**Given exercise**
Turn the lines from the start of the records through the line containing "The core tube portion 20 is at (588, 198)." into a numbered list, leaving out any blank lines.

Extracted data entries
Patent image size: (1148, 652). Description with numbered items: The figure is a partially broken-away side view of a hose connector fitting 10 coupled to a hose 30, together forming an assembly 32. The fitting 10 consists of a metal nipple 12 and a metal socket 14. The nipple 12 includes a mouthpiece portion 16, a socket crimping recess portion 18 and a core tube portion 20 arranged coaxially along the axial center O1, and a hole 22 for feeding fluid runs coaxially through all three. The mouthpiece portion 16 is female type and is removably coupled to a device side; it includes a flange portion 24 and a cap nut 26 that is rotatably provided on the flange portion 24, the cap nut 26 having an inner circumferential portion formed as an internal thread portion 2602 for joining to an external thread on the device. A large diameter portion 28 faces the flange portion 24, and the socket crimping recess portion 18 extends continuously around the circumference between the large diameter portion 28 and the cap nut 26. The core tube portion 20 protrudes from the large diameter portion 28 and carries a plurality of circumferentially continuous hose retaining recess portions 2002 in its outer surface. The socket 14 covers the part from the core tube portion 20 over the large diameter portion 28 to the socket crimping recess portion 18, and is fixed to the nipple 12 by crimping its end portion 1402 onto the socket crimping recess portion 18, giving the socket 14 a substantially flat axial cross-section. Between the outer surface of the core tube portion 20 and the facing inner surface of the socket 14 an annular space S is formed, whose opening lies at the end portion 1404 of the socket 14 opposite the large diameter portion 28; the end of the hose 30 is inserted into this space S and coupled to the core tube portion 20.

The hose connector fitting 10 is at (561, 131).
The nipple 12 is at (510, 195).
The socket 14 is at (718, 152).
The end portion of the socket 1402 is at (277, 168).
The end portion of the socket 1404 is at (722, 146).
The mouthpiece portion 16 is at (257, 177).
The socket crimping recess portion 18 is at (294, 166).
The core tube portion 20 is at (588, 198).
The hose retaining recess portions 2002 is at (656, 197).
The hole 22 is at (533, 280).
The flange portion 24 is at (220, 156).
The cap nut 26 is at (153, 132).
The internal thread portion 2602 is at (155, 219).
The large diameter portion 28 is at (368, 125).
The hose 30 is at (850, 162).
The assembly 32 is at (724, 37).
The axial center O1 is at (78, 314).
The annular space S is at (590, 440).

**Answer to this problem**
1. Patent image size: (1148, 652). Description with numbered items: The figure is a partially broken-away side view of a hose connector fitting 10 coupled to a hose 30, together forming an assembly 32. The fitting 10 consists of a metal nipple 12 and a metal socket 14. The nipple 12 includes a mouthpiece portion 16, a socket crimping recess portion 18 and a core tube portion 20 arranged coaxially along the axial center O1, and a hole 22 for feeding fluid runs coaxially through all three. The mouthpiece portion 16 is female type and is removably coupled to a device side; it includes a flange portion 24 and a cap nut 26 that is rotatably provided on the flange portion 24, the cap nut 26 having an inner circumferential portion formed as an internal thread portion 2602 for joining to an external thread on the device. A large diameter portion 28 faces the flange portion 24, and the socket crimping recess portion 18 extends continuously around the circumference between the large diameter portion 28 and the cap nut 26. The core tube portion 20 protrudes from the large diameter portion 28 and carries a plurality of circumferentially continuous hose retaining recess portions 2002 in its outer surface. The socket 14 covers the part from the core tube portion 20 over the large diameter portion 28 to the socket crimping recess portion 18, and is fixed to the nipple 12 by crimping its end portion 1402 onto the socket crimping recess portion 18, giving the socket 14 a substantially flat axial cross-section. Between the outer surface of the core tube portion 20 and the facing inner surface of the socket 14 an annular space S is formed, whose opening lies at the end portion 1404 of the socket 14 opposite the large diameter portion 28; the end of the hose 30 is inserted into this space S and coupled to the core tube portion 20.
2. The hose connector fitting 10 is at (561, 131).
3. The nipple 12 is at (510, 195).
4. The socket 14 is at (718, 152).
5. The end portion of the socket 1402 is at (277, 168).
6. The end portion of the socket 1404 is at (722, 146).
7. The mouthpiece portion 16 is at (257, 177).
8. The socket crimping recess portion 18 is at (294, 166).
9. The core tube portion 20 is at (588, 198).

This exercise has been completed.